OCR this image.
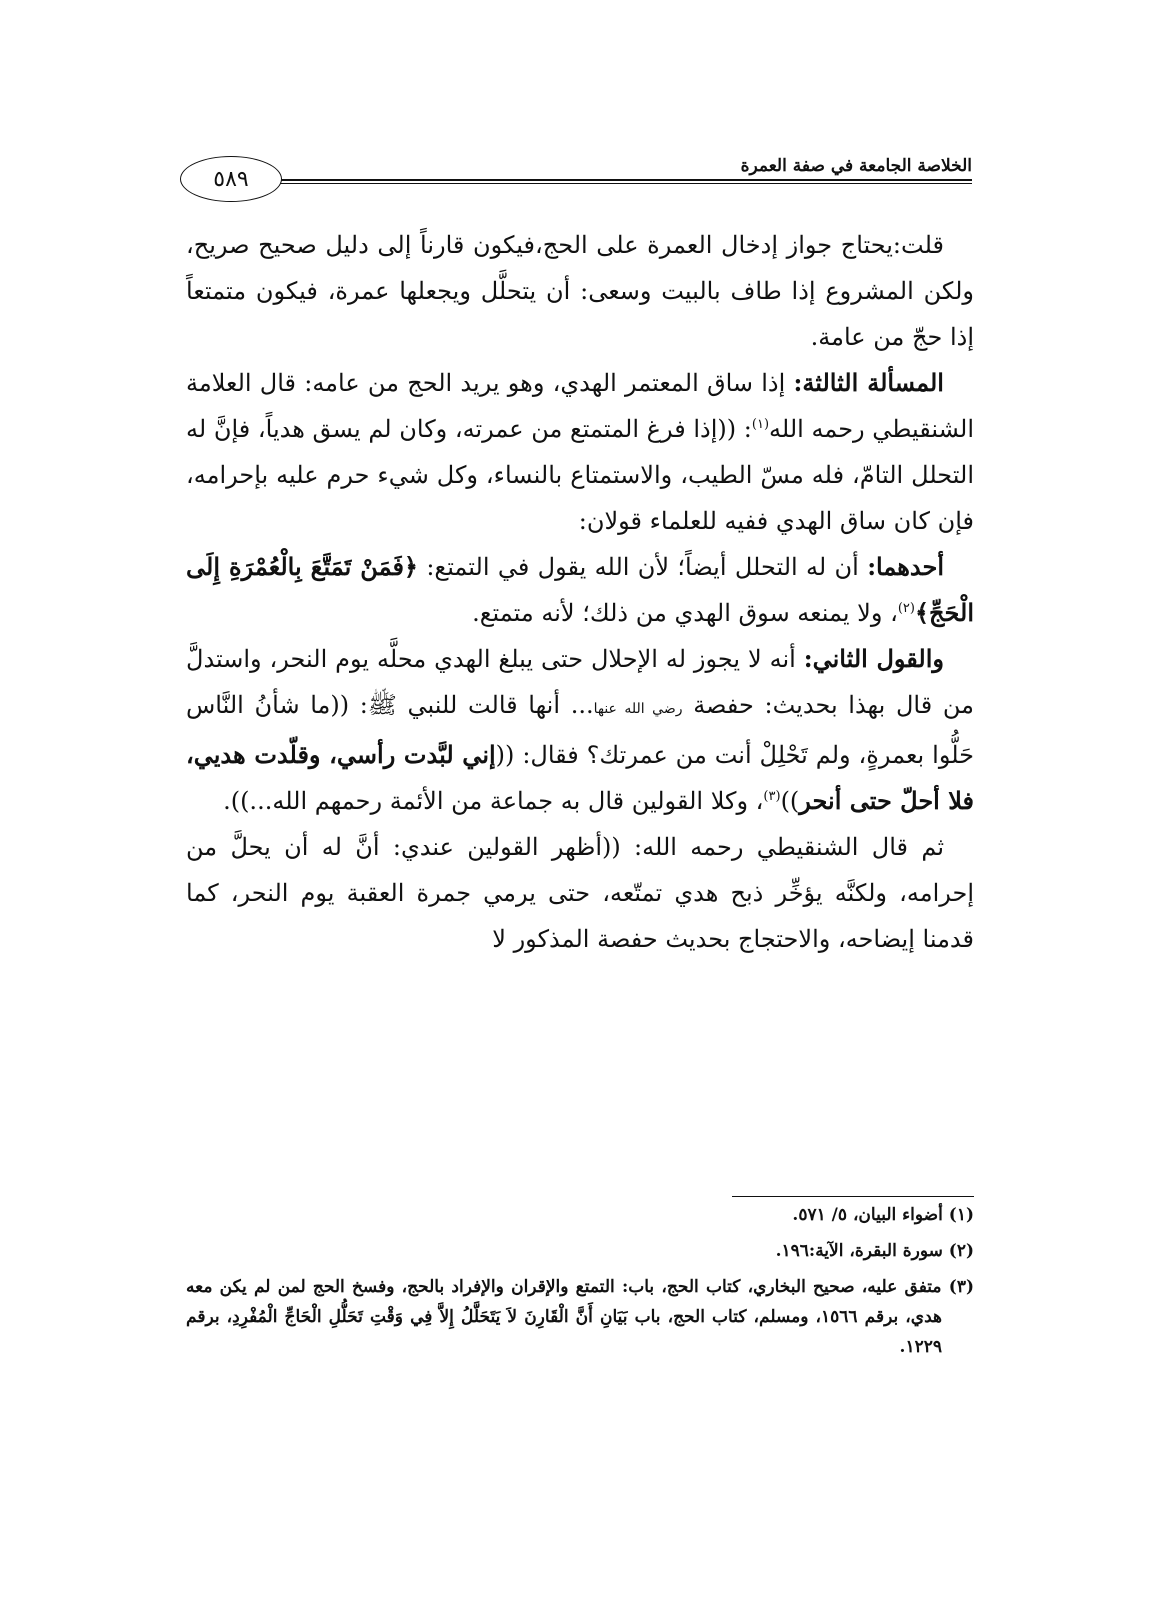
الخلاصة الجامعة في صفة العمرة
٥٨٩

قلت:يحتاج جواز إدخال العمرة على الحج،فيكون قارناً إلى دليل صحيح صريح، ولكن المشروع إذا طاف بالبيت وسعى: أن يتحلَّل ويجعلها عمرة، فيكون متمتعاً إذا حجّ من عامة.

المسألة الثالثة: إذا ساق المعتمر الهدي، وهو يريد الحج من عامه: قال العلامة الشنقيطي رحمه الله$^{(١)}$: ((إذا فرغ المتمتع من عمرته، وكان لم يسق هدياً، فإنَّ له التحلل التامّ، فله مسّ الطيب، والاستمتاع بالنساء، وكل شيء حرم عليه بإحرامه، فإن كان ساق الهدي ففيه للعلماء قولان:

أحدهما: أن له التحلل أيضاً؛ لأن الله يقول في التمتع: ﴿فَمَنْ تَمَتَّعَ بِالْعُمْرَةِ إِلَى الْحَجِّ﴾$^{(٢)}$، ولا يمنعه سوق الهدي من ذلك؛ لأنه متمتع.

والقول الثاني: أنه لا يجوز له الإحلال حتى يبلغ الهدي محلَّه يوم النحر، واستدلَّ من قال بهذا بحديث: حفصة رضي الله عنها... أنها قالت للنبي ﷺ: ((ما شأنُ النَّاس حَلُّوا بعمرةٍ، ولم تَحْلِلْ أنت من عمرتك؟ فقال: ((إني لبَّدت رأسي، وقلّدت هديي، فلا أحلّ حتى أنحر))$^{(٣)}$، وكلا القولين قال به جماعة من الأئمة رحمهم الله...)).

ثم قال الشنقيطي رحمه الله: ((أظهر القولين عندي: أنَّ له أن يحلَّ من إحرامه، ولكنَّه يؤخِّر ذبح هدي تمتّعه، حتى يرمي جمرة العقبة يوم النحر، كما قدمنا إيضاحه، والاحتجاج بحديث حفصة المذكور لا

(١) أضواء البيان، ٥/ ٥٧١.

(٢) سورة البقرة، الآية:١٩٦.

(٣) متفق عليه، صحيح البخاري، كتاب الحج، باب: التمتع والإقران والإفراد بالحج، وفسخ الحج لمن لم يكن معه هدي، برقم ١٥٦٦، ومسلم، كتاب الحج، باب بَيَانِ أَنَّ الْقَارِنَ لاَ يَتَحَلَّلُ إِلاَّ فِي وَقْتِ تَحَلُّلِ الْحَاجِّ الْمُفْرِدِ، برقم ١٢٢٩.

---------------

**WORK INSTRUCTIONS**
Isolate the lines above that contain the word "صحيح" and copy them.

**TASK ANSWER**
قلت:يحتاج جواز إدخال العمرة على الحج،فيكون قارناً إلى دليل صحيح صريح، ولكن المشروع إذا طاف بالبيت وسعى: أن يتحلَّل ويجعلها عمرة، فيكون متمتعاً إذا حجّ من عامة.
(٣) متفق عليه، صحيح البخاري، كتاب الحج، باب: التمتع والإقران والإفراد بالحج، وفسخ الحج لمن لم يكن معه هدي، برقم ١٥٦٦، ومسلم، كتاب الحج، باب بَيَانِ أَنَّ الْقَارِنَ لاَ يَتَحَلَّلُ إِلاَّ فِي وَقْتِ تَحَلُّلِ الْحَاجِّ الْمُفْرِدِ، برقم ١٢٢٩.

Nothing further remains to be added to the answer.